# [EXERCISE DESCRIPTION]
The answer is one number: how many lines in the data below hold "subtitle".

####

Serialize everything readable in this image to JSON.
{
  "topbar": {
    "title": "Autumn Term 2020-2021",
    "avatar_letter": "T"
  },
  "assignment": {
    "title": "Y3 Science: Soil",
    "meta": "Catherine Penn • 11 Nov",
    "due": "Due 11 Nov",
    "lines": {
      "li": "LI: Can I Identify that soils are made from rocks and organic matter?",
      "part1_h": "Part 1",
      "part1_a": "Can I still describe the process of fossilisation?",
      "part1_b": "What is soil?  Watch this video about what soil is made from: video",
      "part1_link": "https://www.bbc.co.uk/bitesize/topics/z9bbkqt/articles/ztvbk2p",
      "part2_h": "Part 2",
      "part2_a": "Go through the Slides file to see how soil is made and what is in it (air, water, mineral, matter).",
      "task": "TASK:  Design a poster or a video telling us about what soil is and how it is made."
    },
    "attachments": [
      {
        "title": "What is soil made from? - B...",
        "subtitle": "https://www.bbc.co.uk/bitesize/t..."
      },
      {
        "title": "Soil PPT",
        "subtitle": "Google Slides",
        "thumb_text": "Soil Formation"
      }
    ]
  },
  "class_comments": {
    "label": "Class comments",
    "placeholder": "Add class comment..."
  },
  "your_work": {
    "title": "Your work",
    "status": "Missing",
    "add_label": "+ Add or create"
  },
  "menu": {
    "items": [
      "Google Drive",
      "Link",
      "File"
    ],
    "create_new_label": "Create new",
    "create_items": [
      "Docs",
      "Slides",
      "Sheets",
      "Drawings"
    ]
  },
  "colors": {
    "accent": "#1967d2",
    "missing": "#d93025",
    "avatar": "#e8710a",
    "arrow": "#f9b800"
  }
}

####

# [OUTPUT OF THE EXERCISE]
2